[AIM] Reproduce the lines of the material exactly, excluding every image.

[Data items]
+--

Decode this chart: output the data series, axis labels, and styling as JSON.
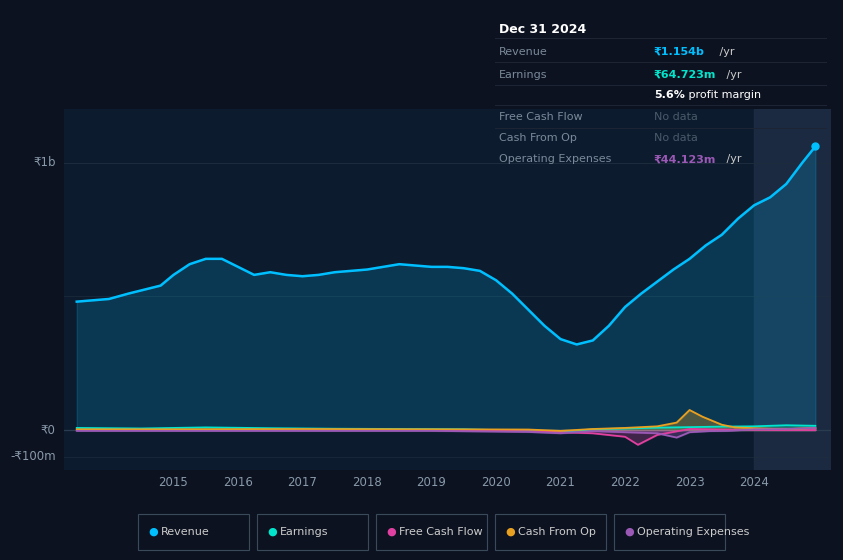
{
  "bg_color": "#0c1220",
  "plot_bg_color": "#0d1b2e",
  "y1b_label": "₹1b",
  "y0_label": "₹0",
  "yn100m_label": "-₹100m",
  "x_ticks": [
    2015,
    2016,
    2017,
    2018,
    2019,
    2020,
    2021,
    2022,
    2023,
    2024
  ],
  "legend": [
    {
      "label": "Revenue",
      "color": "#00bfff"
    },
    {
      "label": "Earnings",
      "color": "#00e5cc"
    },
    {
      "label": "Free Cash Flow",
      "color": "#e040a0"
    },
    {
      "label": "Cash From Op",
      "color": "#e8a020"
    },
    {
      "label": "Operating Expenses",
      "color": "#9b59b6"
    }
  ],
  "info_box": {
    "date": "Dec 31 2024",
    "revenue_val": "₹1.154b",
    "revenue_suffix": " /yr",
    "earnings_val": "₹64.723m",
    "earnings_suffix": " /yr",
    "margin_val": "5.6%",
    "margin_suffix": " profit margin",
    "fcf": "No data",
    "cashop": "No data",
    "opex_val": "₹44.123m",
    "opex_suffix": " /yr"
  },
  "revenue_x": [
    2013.5,
    2014.0,
    2014.3,
    2014.8,
    2015.0,
    2015.25,
    2015.5,
    2015.75,
    2016.0,
    2016.25,
    2016.5,
    2016.75,
    2017.0,
    2017.25,
    2017.5,
    2017.75,
    2018.0,
    2018.25,
    2018.5,
    2018.75,
    2019.0,
    2019.25,
    2019.5,
    2019.75,
    2020.0,
    2020.25,
    2020.5,
    2020.75,
    2021.0,
    2021.25,
    2021.5,
    2021.75,
    2022.0,
    2022.25,
    2022.5,
    2022.75,
    2023.0,
    2023.25,
    2023.5,
    2023.75,
    2024.0,
    2024.25,
    2024.5,
    2024.75,
    2024.95
  ],
  "revenue_y": [
    480,
    490,
    510,
    540,
    580,
    620,
    640,
    640,
    610,
    580,
    590,
    580,
    575,
    580,
    590,
    595,
    600,
    610,
    620,
    615,
    610,
    610,
    605,
    595,
    560,
    510,
    450,
    390,
    340,
    320,
    335,
    390,
    460,
    510,
    555,
    600,
    640,
    690,
    730,
    790,
    840,
    870,
    920,
    1000,
    1060
  ],
  "earnings_x": [
    2013.5,
    2014.5,
    2015.5,
    2016.5,
    2017.5,
    2018.5,
    2019.5,
    2020.5,
    2021.0,
    2021.5,
    2022.0,
    2022.5,
    2023.0,
    2023.5,
    2024.0,
    2024.5,
    2024.95
  ],
  "earnings_y": [
    8,
    6,
    10,
    7,
    5,
    4,
    3,
    -3,
    -8,
    3,
    6,
    9,
    11,
    13,
    14,
    18,
    16
  ],
  "fcf_x": [
    2013.5,
    2015.0,
    2017.0,
    2019.0,
    2020.5,
    2021.0,
    2021.5,
    2022.0,
    2022.2,
    2022.5,
    2023.0,
    2023.5,
    2024.0,
    2024.5,
    2024.95
  ],
  "fcf_y": [
    0,
    0,
    0,
    0,
    -4,
    -8,
    -12,
    -25,
    -55,
    -18,
    4,
    2,
    1,
    0,
    0
  ],
  "cashop_x": [
    2013.5,
    2015.0,
    2017.0,
    2019.0,
    2020.5,
    2021.0,
    2021.5,
    2022.0,
    2022.5,
    2022.8,
    2023.0,
    2023.2,
    2023.5,
    2023.7,
    2024.0,
    2024.3,
    2024.6,
    2024.95
  ],
  "cashop_y": [
    3,
    3,
    4,
    3,
    2,
    -3,
    4,
    8,
    14,
    28,
    75,
    50,
    20,
    10,
    7,
    5,
    5,
    8
  ],
  "opex_x": [
    2013.5,
    2015.0,
    2017.0,
    2019.0,
    2020.5,
    2021.0,
    2021.5,
    2022.0,
    2022.5,
    2022.8,
    2023.0,
    2023.3,
    2023.6,
    2024.0,
    2024.5,
    2024.95
  ],
  "opex_y": [
    -3,
    -3,
    -3,
    -3,
    -7,
    -12,
    -4,
    -8,
    -12,
    -28,
    -8,
    -4,
    -3,
    3,
    4,
    8
  ],
  "shaded_start": 2024.0,
  "ylim": [
    -150,
    1200
  ],
  "xlim": [
    2013.3,
    2025.2
  ],
  "revenue_color": "#00bfff",
  "earnings_color": "#00e5cc",
  "fcf_color": "#e040a0",
  "cashop_color": "#e8a020",
  "opex_color": "#9b59b6"
}
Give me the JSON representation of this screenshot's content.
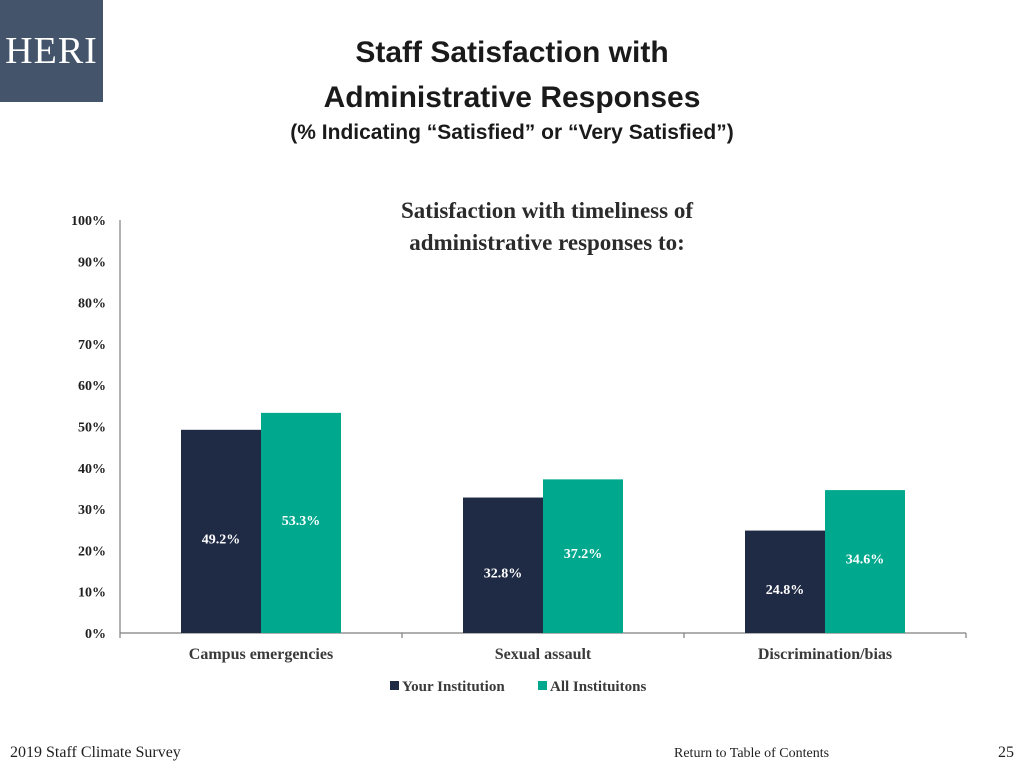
{
  "logo": {
    "text": "HERI"
  },
  "header": {
    "line1": "Staff Satisfaction with",
    "line2": "Administrative Responses",
    "line3": "(% Indicating “Satisfied” or “Very Satisfied”)"
  },
  "chart_data": {
    "type": "bar",
    "title_lines": [
      "Satisfaction with timeliness of",
      "administrative responses to:"
    ],
    "categories": [
      "Campus emergencies",
      "Sexual assault",
      "Discrimination/bias"
    ],
    "series": [
      {
        "name": "Your Institution",
        "color": "#1f2a44",
        "values": [
          49.2,
          32.8,
          24.8
        ],
        "labels": [
          "49.2%",
          "32.8%",
          "24.8%"
        ]
      },
      {
        "name": "All Instituitons",
        "color": "#00a88e",
        "values": [
          53.3,
          37.2,
          34.6
        ],
        "labels": [
          "53.3%",
          "37.2%",
          "34.6%"
        ]
      }
    ],
    "ylim": [
      0,
      100
    ],
    "yticks": [
      "0%",
      "10%",
      "20%",
      "30%",
      "40%",
      "50%",
      "60%",
      "70%",
      "80%",
      "90%",
      "100%"
    ],
    "legend_position": "bottom"
  },
  "footer": {
    "survey": "2019 Staff Climate Survey",
    "toc_link": "Return to Table of Contents",
    "page_number": "25"
  }
}
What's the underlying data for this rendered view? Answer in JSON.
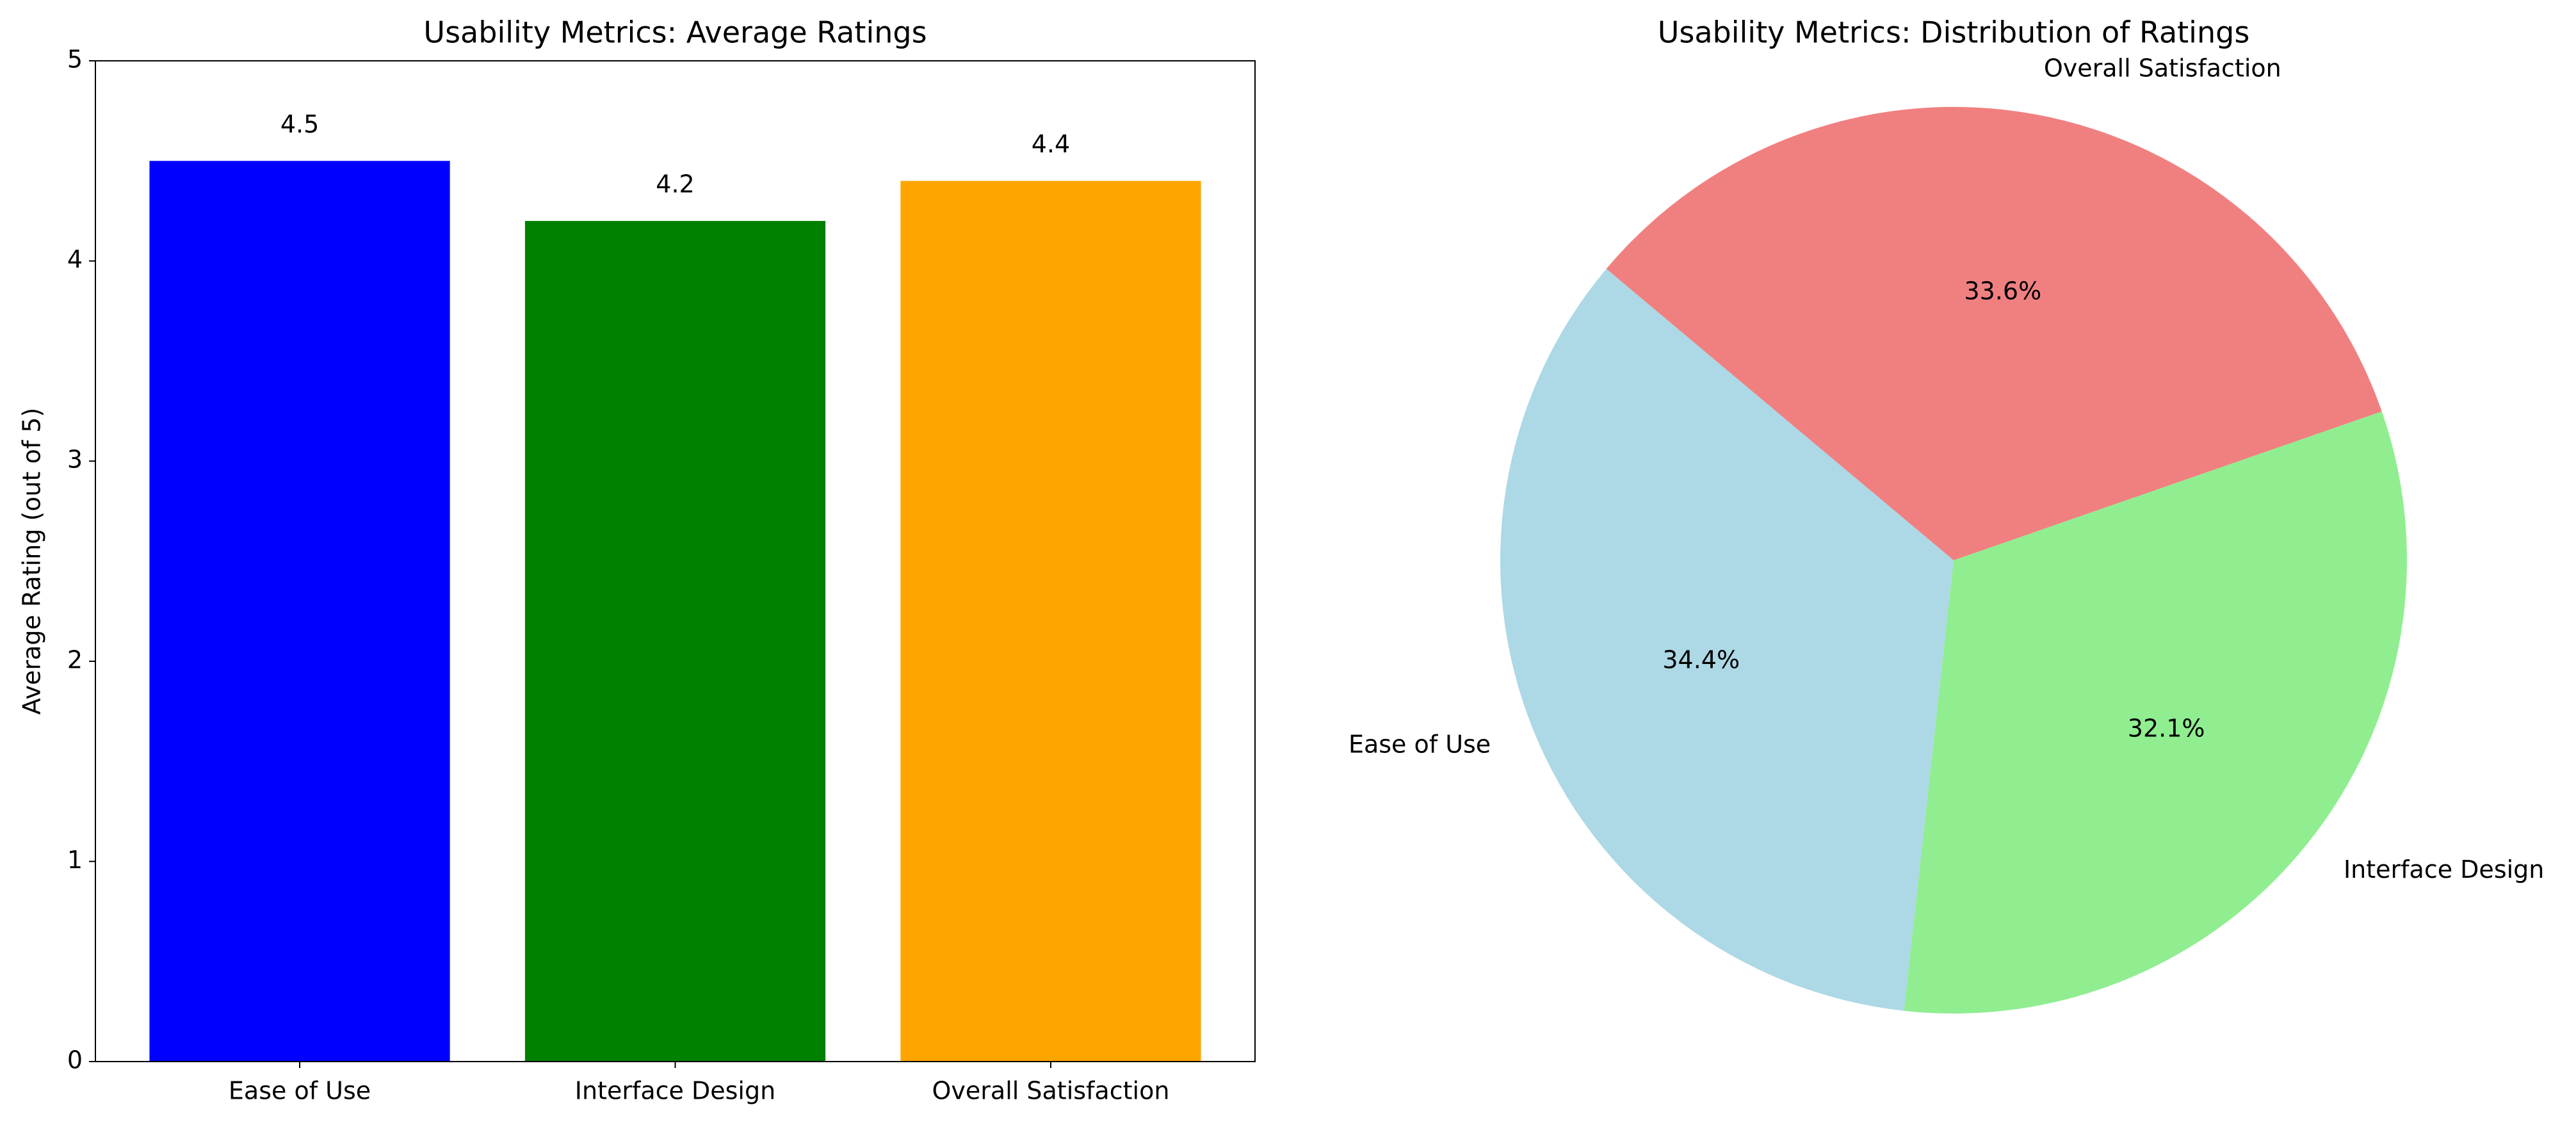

+--

[RESPONSE FOR THIS EXERCISE]
Decode this chart: output the data series, axis labels, and styling as JSON.
{
  "bg_color": "#0c1220",
  "plot_bg_color": "#0d1b2e",
  "y1b_label": "₹1b",
  "y0_label": "₹0",
  "yn100m_label": "-₹100m",
  "x_ticks": [
    2015,
    2016,
    2017,
    2018,
    2019,
    2020,
    2021,
    2022,
    2023,
    2024
  ],
  "legend": [
    {
      "label": "Revenue",
      "color": "#00bfff"
    },
    {
      "label": "Earnings",
      "color": "#00e5cc"
    },
    {
      "label": "Free Cash Flow",
      "color": "#e040a0"
    },
    {
      "label": "Cash From Op",
      "color": "#e8a020"
    },
    {
      "label": "Operating Expenses",
      "color": "#9b59b6"
    }
  ],
  "info_box": {
    "date": "Dec 31 2024",
    "revenue_val": "₹1.154b",
    "revenue_suffix": " /yr",
    "earnings_val": "₹64.723m",
    "earnings_suffix": " /yr",
    "margin_val": "5.6%",
    "margin_suffix": " profit margin",
    "fcf": "No data",
    "cashop": "No data",
    "opex_val": "₹44.123m",
    "opex_suffix": " /yr"
  },
  "revenue_x": [
    2013.5,
    2014.0,
    2014.3,
    2014.8,
    2015.0,
    2015.25,
    2015.5,
    2015.75,
    2016.0,
    2016.25,
    2016.5,
    2016.75,
    2017.0,
    2017.25,
    2017.5,
    2017.75,
    2018.0,
    2018.25,
    2018.5,
    2018.75,
    2019.0,
    2019.25,
    2019.5,
    2019.75,
    2020.0,
    2020.25,
    2020.5,
    2020.75,
    2021.0,
    2021.25,
    2021.5,
    2021.75,
    2022.0,
    2022.25,
    2022.5,
    2022.75,
    2023.0,
    2023.25,
    2023.5,
    2023.75,
    2024.0,
    2024.25,
    2024.5,
    2024.75,
    2024.95
  ],
  "revenue_y": [
    480,
    490,
    510,
    540,
    580,
    620,
    640,
    640,
    610,
    580,
    590,
    580,
    575,
    580,
    590,
    595,
    600,
    610,
    620,
    615,
    610,
    610,
    605,
    595,
    560,
    510,
    450,
    390,
    340,
    320,
    335,
    390,
    460,
    510,
    555,
    600,
    640,
    690,
    730,
    790,
    840,
    870,
    920,
    1000,
    1060
  ],
  "earnings_x": [
    2013.5,
    2014.5,
    2015.5,
    2016.5,
    2017.5,
    2018.5,
    2019.5,
    2020.5,
    2021.0,
    2021.5,
    2022.0,
    2022.5,
    2023.0,
    2023.5,
    2024.0,
    2024.5,
    2024.95
  ],
  "earnings_y": [
    8,
    6,
    10,
    7,
    5,
    4,
    3,
    -3,
    -8,
    3,
    6,
    9,
    11,
    13,
    14,
    18,
    16
  ],
  "fcf_x": [
    2013.5,
    2015.0,
    2017.0,
    2019.0,
    2020.5,
    2021.0,
    2021.5,
    2022.0,
    2022.2,
    2022.5,
    2023.0,
    2023.5,
    2024.0,
    2024.5,
    2024.95
  ],
  "fcf_y": [
    0,
    0,
    0,
    0,
    -4,
    -8,
    -12,
    -25,
    -55,
    -18,
    4,
    2,
    1,
    0,
    0
  ],
  "cashop_x": [
    2013.5,
    2015.0,
    2017.0,
    2019.0,
    2020.5,
    2021.0,
    2021.5,
    2022.0,
    2022.5,
    2022.8,
    2023.0,
    2023.2,
    2023.5,
    2023.7,
    2024.0,
    2024.3,
    2024.6,
    2024.95
  ],
  "cashop_y": [
    3,
    3,
    4,
    3,
    2,
    -3,
    4,
    8,
    14,
    28,
    75,
    50,
    20,
    10,
    7,
    5,
    5,
    8
  ],
  "opex_x": [
    2013.5,
    2015.0,
    2017.0,
    2019.0,
    2020.5,
    2021.0,
    2021.5,
    2022.0,
    2022.5,
    2022.8,
    2023.0,
    2023.3,
    2023.6,
    2024.0,
    2024.5,
    2024.95
  ],
  "opex_y": [
    -3,
    -3,
    -3,
    -3,
    -7,
    -12,
    -4,
    -8,
    -12,
    -28,
    -8,
    -4,
    -3,
    3,
    4,
    8
  ],
  "shaded_start": 2024.0,
  "ylim": [
    -150,
    1200
  ],
  "xlim": [
    2013.3,
    2025.2
  ],
  "revenue_color": "#00bfff",
  "earnings_color": "#00e5cc",
  "fcf_color": "#e040a0",
  "cashop_color": "#e8a020",
  "opex_color": "#9b59b6"
}
Give me the JSON representation of this screenshot's content.
{
  "logo": {
    "text": "HERI"
  },
  "header": {
    "line1": "Staff Satisfaction with",
    "line2": "Administrative Responses",
    "line3": "(% Indicating “Satisfied” or “Very Satisfied”)"
  },
  "chart_data": {
    "type": "bar",
    "title_lines": [
      "Satisfaction with timeliness of",
      "administrative responses to:"
    ],
    "categories": [
      "Campus emergencies",
      "Sexual assault",
      "Discrimination/bias"
    ],
    "series": [
      {
        "name": "Your Institution",
        "color": "#1f2a44",
        "values": [
          49.2,
          32.8,
          24.8
        ],
        "labels": [
          "49.2%",
          "32.8%",
          "24.8%"
        ]
      },
      {
        "name": "All Instituitons",
        "color": "#00a88e",
        "values": [
          53.3,
          37.2,
          34.6
        ],
        "labels": [
          "53.3%",
          "37.2%",
          "34.6%"
        ]
      }
    ],
    "ylim": [
      0,
      100
    ],
    "yticks": [
      "0%",
      "10%",
      "20%",
      "30%",
      "40%",
      "50%",
      "60%",
      "70%",
      "80%",
      "90%",
      "100%"
    ],
    "legend_position": "bottom"
  },
  "footer": {
    "survey": "2019 Staff Climate Survey",
    "toc_link": "Return to Table of Contents",
    "page_number": "25"
  }
}
What's the underlying data for this rendered view? Answer in JSON.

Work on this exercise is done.